» DIRECTIONS FOR THIS TASK: Quote the listing below in full and exactly as written, but omit every picture.

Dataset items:

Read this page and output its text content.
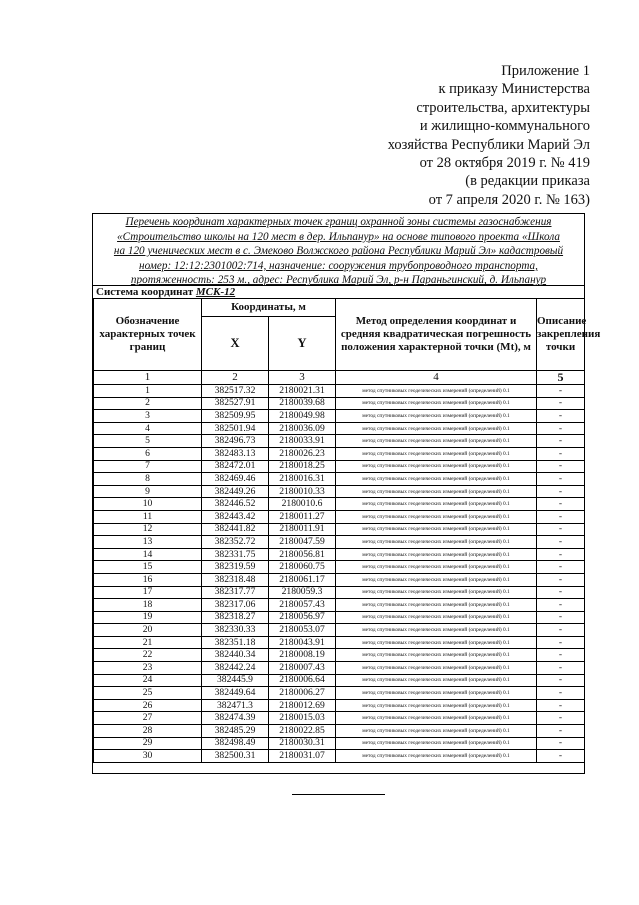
Приложение 1
к приказу Министерства
строительства, архитектуры
и жилищно-коммунального
хозяйства Республики Марий Эл
от 28 октября 2019 г. № 419
(в редакции приказа
от 7 апреля 2020 г. № 163)
Перечень координат характерных точек границ охранной зоны системы газоснабжения
«Строительство школы на 120 мест в дер. Ильпанур» на основе типового проекта «Школа
на 120 ученических мест в с. Эмеково Волжского района Республики Марий Эл» кадастровый
номер: 12:12:2301002:714, назначение: сооружения трубопроводного транспорта,
протяженность: 253 м., адрес: Республика Марий Эл, р-н Параньгинский, д. Ильпанур
Система координат МСК-12
Обозначение характерных точек границ	Координаты, м		Метод определения координат и средняя квадратическая погрешность положения характерной точки (Mt), м	Описание закрепления точки
	X	Y		
1	2	3	4	5
1	382517.32	2180021.31	метод спутниковых геодезических измерений (определений) 0.1	-
2	382527.91	2180039.68	метод спутниковых геодезических измерений (определений) 0.1	-
3	382509.95	2180049.98	метод спутниковых геодезических измерений (определений) 0.1	-
4	382501.94	2180036.09	метод спутниковых геодезических измерений (определений) 0.1	-
5	382496.73	2180033.91	метод спутниковых геодезических измерений (определений) 0.1	-
6	382483.13	2180026.23	метод спутниковых геодезических измерений (определений) 0.1	-
7	382472.01	2180018.25	метод спутниковых геодезических измерений (определений) 0.1	-
8	382469.46	2180016.31	метод спутниковых геодезических измерений (определений) 0.1	-
9	382449.26	2180010.33	метод спутниковых геодезических измерений (определений) 0.1	-
10	382446.52	2180010.6	метод спутниковых геодезических измерений (определений) 0.1	-
11	382443.42	2180011.27	метод спутниковых геодезических измерений (определений) 0.1	-
12	382441.82	2180011.91	метод спутниковых геодезических измерений (определений) 0.1	-
13	382352.72	2180047.59	метод спутниковых геодезических измерений (определений) 0.1	-
14	382331.75	2180056.81	метод спутниковых геодезических измерений (определений) 0.1	-
15	382319.59	2180060.75	метод спутниковых геодезических измерений (определений) 0.1	-
16	382318.48	2180061.17	метод спутниковых геодезических измерений (определений) 0.1	-
17	382317.77	2180059.3	метод спутниковых геодезических измерений (определений) 0.1	-
18	382317.06	2180057.43	метод спутниковых геодезических измерений (определений) 0.1	-
19	382318.27	2180056.97	метод спутниковых геодезических измерений (определений) 0.1	-
20	382330.33	2180053.07	метод спутниковых геодезических измерений (определений) 0.1	-
21	382351.18	2180043.91	метод спутниковых геодезических измерений (определений) 0.1	-
22	382440.34	2180008.19	метод спутниковых геодезических измерений (определений) 0.1	-
23	382442.24	2180007.43	метод спутниковых геодезических измерений (определений) 0.1	-
24	382445.9	2180006.64	метод спутниковых геодезических измерений (определений) 0.1	-
25	382449.64	2180006.27	метод спутниковых геодезических измерений (определений) 0.1	-
26	382471.3	2180012.69	метод спутниковых геодезических измерений (определений) 0.1	-
27	382474.39	2180015.03	метод спутниковых геодезических измерений (определений) 0.1	-
28	382485.29	2180022.85	метод спутниковых геодезических измерений (определений) 0.1	-
29	382498.49	2180030.31	метод спутниковых геодезических измерений (определений) 0.1	-
30	382500.31	2180031.07	метод спутниковых геодезических измерений (определений) 0.1	-
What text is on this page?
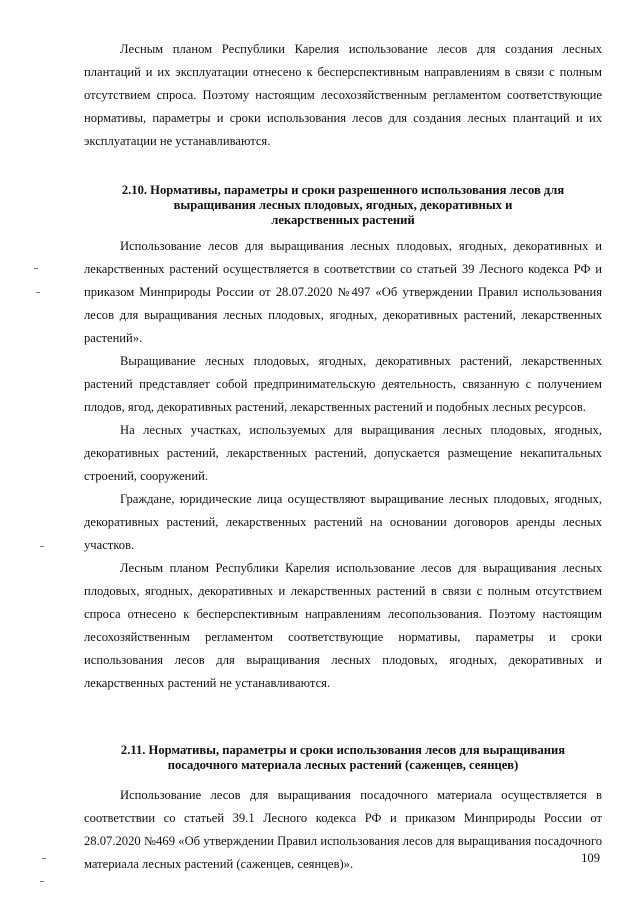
Лесным планом Республики Карелия использование лесов для создания лесных плантаций и их эксплуатации отнесено к бесперспективным направлениям в связи с полным отсутствием спроса. Поэтому настоящим лесохозяйственным регламентом соответствующие нормативы, параметры и сроки использования лесов для создания лесных плантаций и их эксплуатации не устанавливаются.

2.10. Нормативы, параметры и сроки разрешенного использования лесов для
выращивания лесных плодовых, ягодных, декоративных и
лекарственных растений

Использование лесов для выращивания лесных плодовых, ягодных, декоративных и лекарственных растений осуществляется в соответствии со статьей 39 Лесного кодекса РФ и приказом Минприроды России от 28.07.2020 №497 «Об утверждении Правил использования лесов для выращивания лесных плодовых, ягодных, декоративных растений, лекарственных растений».

Выращивание лесных плодовых, ягодных, декоративных растений, лекарственных растений представляет собой предпринимательскую деятельность, связанную с получением плодов, ягод, декоративных растений, лекарственных растений и подобных лесных ресурсов.

На лесных участках, используемых для выращивания лесных плодовых, ягодных, декоративных растений, лекарственных растений, допускается размещение некапитальных строений, сооружений.

Граждане, юридические лица осуществляют выращивание лесных плодовых, ягодных, декоративных растений, лекарственных растений на основании договоров аренды лесных участков.

Лесным планом Республики Карелия использование лесов для выращивания лесных плодовых, ягодных, декоративных и лекарственных растений в связи с полным отсутствием спроса отнесено к бесперспективным направлениям лесопользования. Поэтому настоящим лесохозяйственным регламентом соответствующие нормативы, параметры и сроки использования лесов для выращивания лесных плодовых, ягодных, декоративных и лекарственных растений не устанавливаются.

2.11. Нормативы, параметры и сроки использования лесов для выращивания
посадочного материала лесных растений (саженцев, сеянцев)

Использование лесов для выращивания посадочного материала осуществляется в соответствии со статьей 39.1 Лесного кодекса РФ и приказом Минприроды России от 28.07.2020 №469 «Об утверждении Правил использования лесов для выращивания посадочного материала лесных растений (саженцев, сеянцев)».	109
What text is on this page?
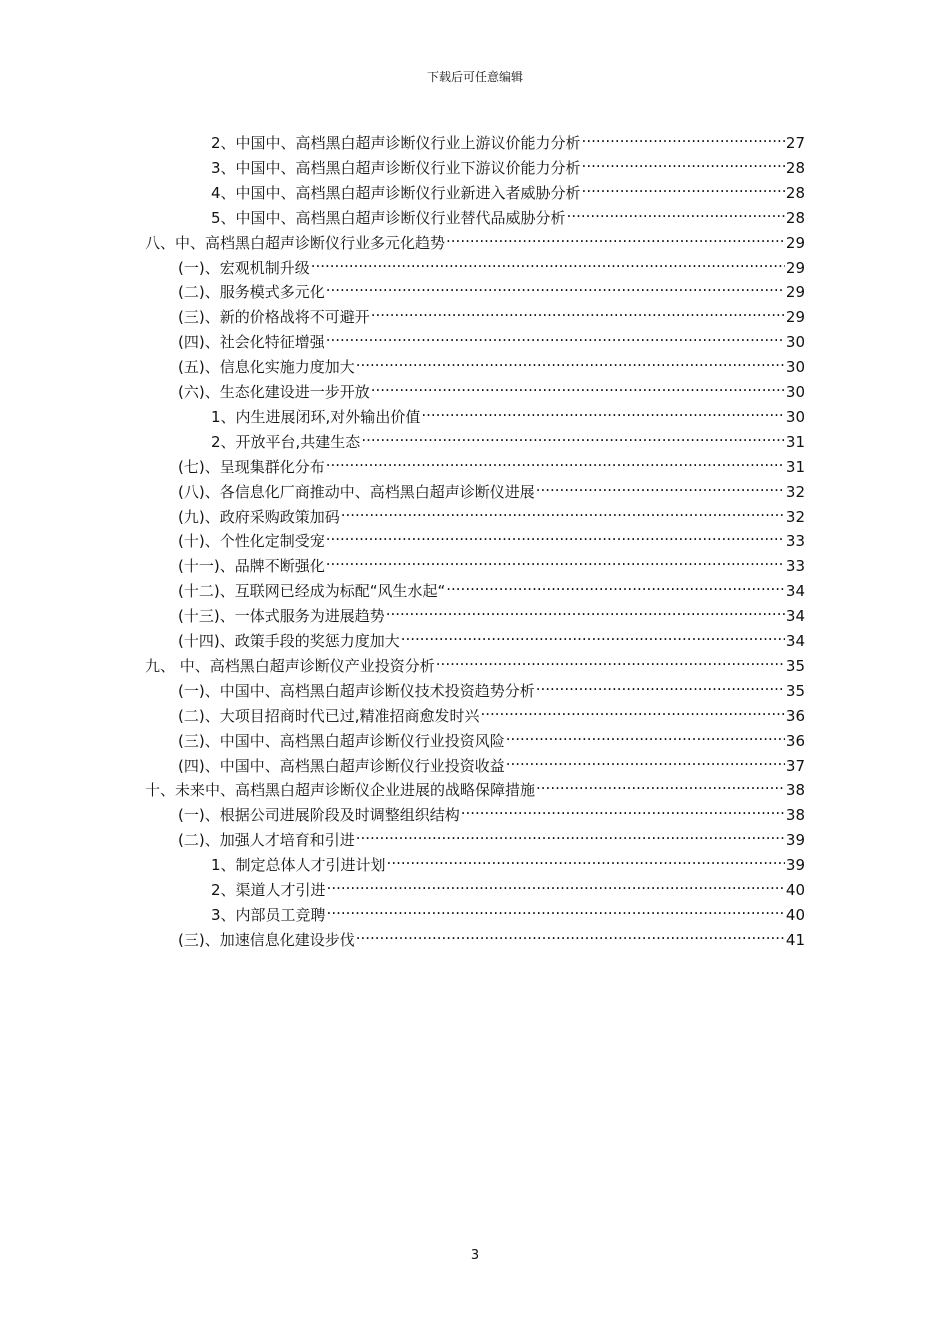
下载后可任意编辑
2、中国中、高档黑白超声诊断仪行业上游议价能力分析 .....	27
3、中国中、高档黑白超声诊断仪行业下游议价能力分析 .....	28
4、中国中、高档黑白超声诊断仪行业新进入者威胁分析 .....	28
5、中国中、高档黑白超声诊断仪行业替代品威胁分析 .....	28
八、中、高档黑白超声诊断仪行业多元化趋势 .....	29
(一)、宏观机制升级 .....	29
(二)、服务模式多元化 .....	29
(三)、新的价格战将不可避开 .....	29
(四)、社会化特征增强 .....	30
(五)、信息化实施力度加大 .....	30
(六)、生态化建设进一步开放 .....	30
1、内生进展闭环,对外输出价值 .....	30
2、开放平台,共建生态 .....	31
(七)、呈现集群化分布 .....	31
(八)、各信息化厂商推动中、高档黑白超声诊断仪进展 .....	32
(九)、政府采购政策加码 .....	32
(十)、个性化定制受宠 .....	33
(十一)、品牌不断强化 .....	33
(十二)、互联网已经成为标配“风生水起“ .....	34
(十三)、一体式服务为进展趋势 .....	34
(十四)、政策手段的奖惩力度加大 .....	34
九、 中、高档黑白超声诊断仪产业投资分析 .....	35
(一)、中国中、高档黑白超声诊断仪技术投资趋势分析 .....	35
(二)、大项目招商时代已过,精准招商愈发时兴 .....	36
(三)、中国中、高档黑白超声诊断仪行业投资风险 .....	36
(四)、中国中、高档黑白超声诊断仪行业投资收益 .....	37
十、未来中、高档黑白超声诊断仪企业进展的战略保障措施 .....	38
(一)、根据公司进展阶段及时调整组织结构 .....	38
(二)、加强人才培育和引进 .....	39
1、制定总体人才引进计划 .....	39
2、渠道人才引进 .....	40
3、内部员工竞聘 .....	40
(三)、加速信息化建设步伐 .....	41
3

» WORKED SOLUTION:
Read this page and output its text content.
Приложение 1
к приказу Министерства
строительства, архитектуры
и жилищно-коммунального
хозяйства Республики Марий Эл
от 28 октября 2019 г. № 419
(в редакции приказа
от 7 апреля 2020 г. № 163)
Перечень координат характерных точек границ охранной зоны системы газоснабжения
«Строительство школы на 120 мест в дер. Ильпанур» на основе типового проекта «Школа
на 120 ученических мест в с. Эмеково Волжского района Республики Марий Эл» кадастровый
номер: 12:12:2301002:714, назначение: сооружения трубопроводного транспорта,
протяженность: 253 м., адрес: Республика Марий Эл, р-н Параньгинский, д. Ильпанур
Система координат МСК-12
Обозначение характерных точек границ	Координаты, м		Метод определения координат и средняя квадратическая погрешность положения характерной точки (Mt), м	Описание закрепления точки
	X	Y		
1	2	3	4	5
1	382517.32	2180021.31	метод спутниковых геодезических измерений (определений) 0.1	-
2	382527.91	2180039.68	метод спутниковых геодезических измерений (определений) 0.1	-
3	382509.95	2180049.98	метод спутниковых геодезических измерений (определений) 0.1	-
4	382501.94	2180036.09	метод спутниковых геодезических измерений (определений) 0.1	-
5	382496.73	2180033.91	метод спутниковых геодезических измерений (определений) 0.1	-
6	382483.13	2180026.23	метод спутниковых геодезических измерений (определений) 0.1	-
7	382472.01	2180018.25	метод спутниковых геодезических измерений (определений) 0.1	-
8	382469.46	2180016.31	метод спутниковых геодезических измерений (определений) 0.1	-
9	382449.26	2180010.33	метод спутниковых геодезических измерений (определений) 0.1	-
10	382446.52	2180010.6	метод спутниковых геодезических измерений (определений) 0.1	-
11	382443.42	2180011.27	метод спутниковых геодезических измерений (определений) 0.1	-
12	382441.82	2180011.91	метод спутниковых геодезических измерений (определений) 0.1	-
13	382352.72	2180047.59	метод спутниковых геодезических измерений (определений) 0.1	-
14	382331.75	2180056.81	метод спутниковых геодезических измерений (определений) 0.1	-
15	382319.59	2180060.75	метод спутниковых геодезических измерений (определений) 0.1	-
16	382318.48	2180061.17	метод спутниковых геодезических измерений (определений) 0.1	-
17	382317.77	2180059.3	метод спутниковых геодезических измерений (определений) 0.1	-
18	382317.06	2180057.43	метод спутниковых геодезических измерений (определений) 0.1	-
19	382318.27	2180056.97	метод спутниковых геодезических измерений (определений) 0.1	-
20	382330.33	2180053.07	метод спутниковых геодезических измерений (определений) 0.1	-
21	382351.18	2180043.91	метод спутниковых геодезических измерений (определений) 0.1	-
22	382440.34	2180008.19	метод спутниковых геодезических измерений (определений) 0.1	-
23	382442.24	2180007.43	метод спутниковых геодезических измерений (определений) 0.1	-
24	382445.9	2180006.64	метод спутниковых геодезических измерений (определений) 0.1	-
25	382449.64	2180006.27	метод спутниковых геодезических измерений (определений) 0.1	-
26	382471.3	2180012.69	метод спутниковых геодезических измерений (определений) 0.1	-
27	382474.39	2180015.03	метод спутниковых геодезических измерений (определений) 0.1	-
28	382485.29	2180022.85	метод спутниковых геодезических измерений (определений) 0.1	-
29	382498.49	2180030.31	метод спутниковых геодезических измерений (определений) 0.1	-
30	382500.31	2180031.07	метод спутниковых геодезических измерений (определений) 0.1	-
What text is on this page?
Лесным планом Республики Карелия использование лесов для создания лесных плантаций и их эксплуатации отнесено к бесперспективным направлениям в связи с полным отсутствием спроса. Поэтому настоящим лесохозяйственным регламентом соответствующие нормативы, параметры и сроки использования лесов для создания лесных плантаций и их эксплуатации не устанавливаются.

2.10. Нормативы, параметры и сроки разрешенного использования лесов для
выращивания лесных плодовых, ягодных, декоративных и
лекарственных растений

Использование лесов для выращивания лесных плодовых, ягодных, декоративных и лекарственных растений осуществляется в соответствии со статьей 39 Лесного кодекса РФ и приказом Минприроды России от 28.07.2020 №497 «Об утверждении Правил использования лесов для выращивания лесных плодовых, ягодных, декоративных растений, лекарственных растений».

Выращивание лесных плодовых, ягодных, декоративных растений, лекарственных растений представляет собой предпринимательскую деятельность, связанную с получением плодов, ягод, декоративных растений, лекарственных растений и подобных лесных ресурсов.

На лесных участках, используемых для выращивания лесных плодовых, ягодных, декоративных растений, лекарственных растений, допускается размещение некапитальных строений, сооружений.

Граждане, юридические лица осуществляют выращивание лесных плодовых, ягодных, декоративных растений, лекарственных растений на основании договоров аренды лесных участков.

Лесным планом Республики Карелия использование лесов для выращивания лесных плодовых, ягодных, декоративных и лекарственных растений в связи с полным отсутствием спроса отнесено к бесперспективным направлениям лесопользования. Поэтому настоящим лесохозяйственным регламентом соответствующие нормативы, параметры и сроки использования лесов для выращивания лесных плодовых, ягодных, декоративных и лекарственных растений не устанавливаются.

2.11. Нормативы, параметры и сроки использования лесов для выращивания
посадочного материала лесных растений (саженцев, сеянцев)

Использование лесов для выращивания посадочного материала осуществляется в соответствии со статьей 39.1 Лесного кодекса РФ и приказом Минприроды России от 28.07.2020 №469 «Об утверждении Правил использования лесов для выращивания посадочного материала лесных растений (саженцев, сеянцев)».	109
What text is on this page?
下载后可任意编辑
2、中国中、高档黑白超声诊断仪行业上游议价能力分析 .....	27
3、中国中、高档黑白超声诊断仪行业下游议价能力分析 .....	28
4、中国中、高档黑白超声诊断仪行业新进入者威胁分析 .....	28
5、中国中、高档黑白超声诊断仪行业替代品威胁分析 .....	28
八、中、高档黑白超声诊断仪行业多元化趋势 .....	29
(一)、宏观机制升级 .....	29
(二)、服务模式多元化 .....	29
(三)、新的价格战将不可避开 .....	29
(四)、社会化特征增强 .....	30
(五)、信息化实施力度加大 .....	30
(六)、生态化建设进一步开放 .....	30
1、内生进展闭环,对外输出价值 .....	30
2、开放平台,共建生态 .....	31
(七)、呈现集群化分布 .....	31
(八)、各信息化厂商推动中、高档黑白超声诊断仪进展 .....	32
(九)、政府采购政策加码 .....	32
(十)、个性化定制受宠 .....	33
(十一)、品牌不断强化 .....	33
(十二)、互联网已经成为标配“风生水起“ .....	34
(十三)、一体式服务为进展趋势 .....	34
(十四)、政策手段的奖惩力度加大 .....	34
九、 中、高档黑白超声诊断仪产业投资分析 .....	35
(一)、中国中、高档黑白超声诊断仪技术投资趋势分析 .....	35
(二)、大项目招商时代已过,精准招商愈发时兴 .....	36
(三)、中国中、高档黑白超声诊断仪行业投资风险 .....	36
(四)、中国中、高档黑白超声诊断仪行业投资收益 .....	37
十、未来中、高档黑白超声诊断仪企业进展的战略保障措施 .....	38
(一)、根据公司进展阶段及时调整组织结构 .....	38
(二)、加强人才培育和引进 .....	39
1、制定总体人才引进计划 .....	39
2、渠道人才引进 .....	40
3、内部员工竞聘 .....	40
(三)、加速信息化建设步伐 .....	41
3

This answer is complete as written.